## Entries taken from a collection
## Start

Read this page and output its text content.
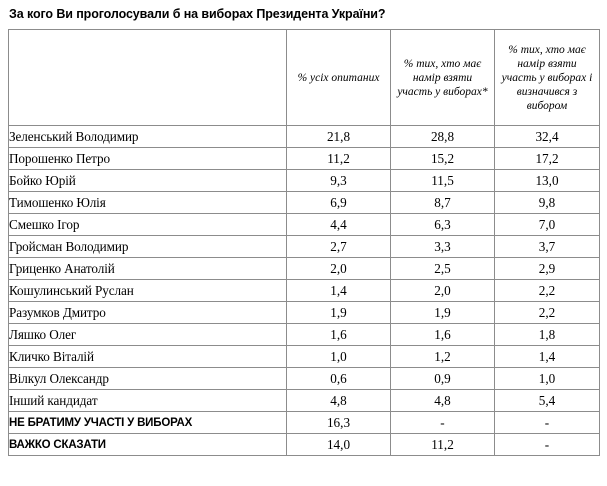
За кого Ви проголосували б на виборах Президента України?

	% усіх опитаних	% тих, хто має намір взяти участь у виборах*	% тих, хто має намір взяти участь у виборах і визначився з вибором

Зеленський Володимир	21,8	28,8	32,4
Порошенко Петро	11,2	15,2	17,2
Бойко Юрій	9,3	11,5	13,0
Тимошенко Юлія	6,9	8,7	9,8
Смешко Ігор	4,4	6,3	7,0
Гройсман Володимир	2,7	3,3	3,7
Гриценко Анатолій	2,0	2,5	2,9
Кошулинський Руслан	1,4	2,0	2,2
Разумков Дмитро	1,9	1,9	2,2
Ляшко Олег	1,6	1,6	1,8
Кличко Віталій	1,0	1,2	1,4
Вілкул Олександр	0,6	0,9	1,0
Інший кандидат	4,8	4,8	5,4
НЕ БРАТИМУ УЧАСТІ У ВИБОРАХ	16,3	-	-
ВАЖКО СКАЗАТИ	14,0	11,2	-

## End
## Start

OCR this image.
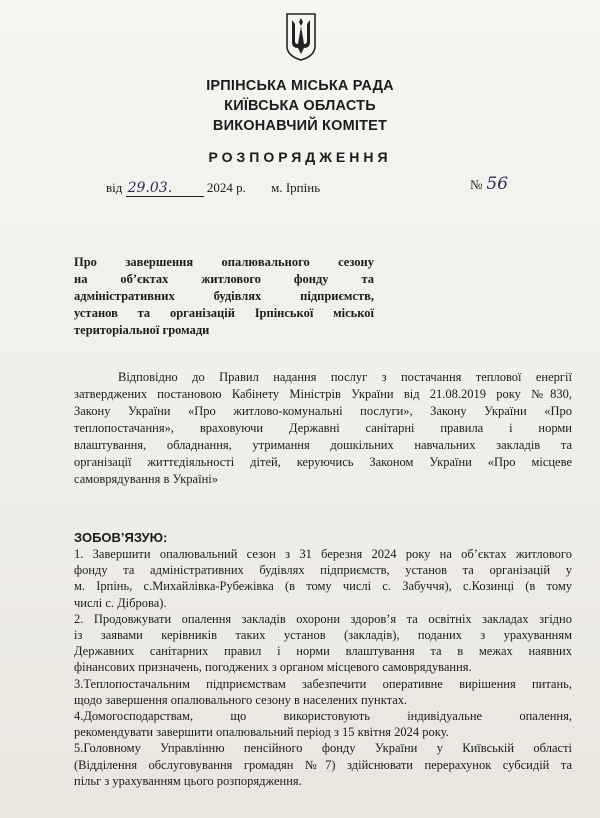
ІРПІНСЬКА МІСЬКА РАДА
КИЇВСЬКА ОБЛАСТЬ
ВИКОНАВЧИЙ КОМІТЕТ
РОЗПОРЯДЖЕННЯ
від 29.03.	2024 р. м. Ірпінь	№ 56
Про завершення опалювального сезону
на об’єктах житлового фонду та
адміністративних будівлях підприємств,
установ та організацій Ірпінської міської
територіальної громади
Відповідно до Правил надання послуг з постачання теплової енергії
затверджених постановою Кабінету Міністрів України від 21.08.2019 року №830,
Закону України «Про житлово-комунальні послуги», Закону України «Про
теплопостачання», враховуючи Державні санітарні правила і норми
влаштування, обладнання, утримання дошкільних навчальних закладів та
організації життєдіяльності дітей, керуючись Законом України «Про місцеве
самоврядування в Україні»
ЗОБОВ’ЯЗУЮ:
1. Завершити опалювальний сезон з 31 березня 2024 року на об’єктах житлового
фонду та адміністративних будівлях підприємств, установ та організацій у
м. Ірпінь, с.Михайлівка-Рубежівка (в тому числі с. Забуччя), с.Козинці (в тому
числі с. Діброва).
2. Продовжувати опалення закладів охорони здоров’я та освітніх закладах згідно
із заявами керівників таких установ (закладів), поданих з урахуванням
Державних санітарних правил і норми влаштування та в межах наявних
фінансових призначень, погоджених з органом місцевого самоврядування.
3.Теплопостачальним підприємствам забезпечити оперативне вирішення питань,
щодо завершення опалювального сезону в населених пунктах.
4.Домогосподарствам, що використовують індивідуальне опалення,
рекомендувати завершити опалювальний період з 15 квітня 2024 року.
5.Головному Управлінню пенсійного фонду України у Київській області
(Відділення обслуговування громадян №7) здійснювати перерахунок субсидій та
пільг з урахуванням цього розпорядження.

## End

Return each line among the entries that holds the word "урахуванням".

## TASK SOLUTION
із заявами керівників таких установ (закладів), поданих з урахуванням
пільг з урахуванням цього розпорядження.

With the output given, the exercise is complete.